— Work required —
Write out the entries below once more, exactly, with the pictures left out.

Collected data
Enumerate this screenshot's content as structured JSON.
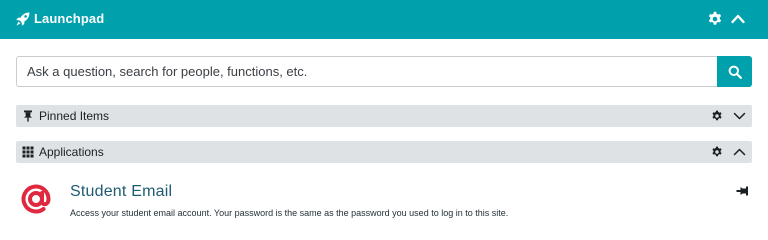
{
  "header": {
    "title": "Launchpad",
    "icons": {
      "left": "rocket-icon",
      "settings": "gear-icon",
      "collapse": "chevron-up-icon"
    },
    "background": "#00a0ad"
  },
  "search": {
    "placeholder": "Ask a question, search for people, functions, etc.",
    "value": "",
    "button_icon": "search-icon"
  },
  "sections": {
    "pinned": {
      "label": "Pinned Items",
      "icon": "thumbtack-icon",
      "expanded": false
    },
    "applications": {
      "label": "Applications",
      "icon": "grid-icon",
      "expanded": true
    }
  },
  "applications": {
    "items": [
      {
        "title": "Student Email",
        "description": "Access your student email account. Your password is the same as the password you used to log in to this site.",
        "icon": "at-sign-icon",
        "icon_color": "#e0293f",
        "action_icon": "pin-icon"
      }
    ]
  },
  "colors": {
    "accent": "#00a0ad",
    "section_bg": "#dee2e5",
    "link": "#1e5b72"
  }
}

— Solution to this exercise —
Enumerate this screenshot's content as structured JSON.
{
  "header": {
    "title": "Launchpad",
    "icons": {
      "left": "rocket-icon",
      "settings": "gear-icon",
      "collapse": "chevron-up-icon"
    },
    "background": "#00a0ad"
  },
  "search": {
    "placeholder": "Ask a question, search for people, functions, etc.",
    "value": "",
    "button_icon": "search-icon"
  },
  "sections": {
    "pinned": {
      "label": "Pinned Items",
      "icon": "thumbtack-icon",
      "expanded": false
    },
    "applications": {
      "label": "Applications",
      "icon": "grid-icon",
      "expanded": true
    }
  },
  "applications": {
    "items": [
      {
        "title": "Student Email",
        "description": "Access your student email account. Your password is the same as the password you used to log in to this site.",
        "icon": "at-sign-icon",
        "icon_color": "#e0293f",
        "action_icon": "pin-icon"
      }
    ]
  },
  "colors": {
    "accent": "#00a0ad",
    "section_bg": "#dee2e5",
    "link": "#1e5b72"
  }
}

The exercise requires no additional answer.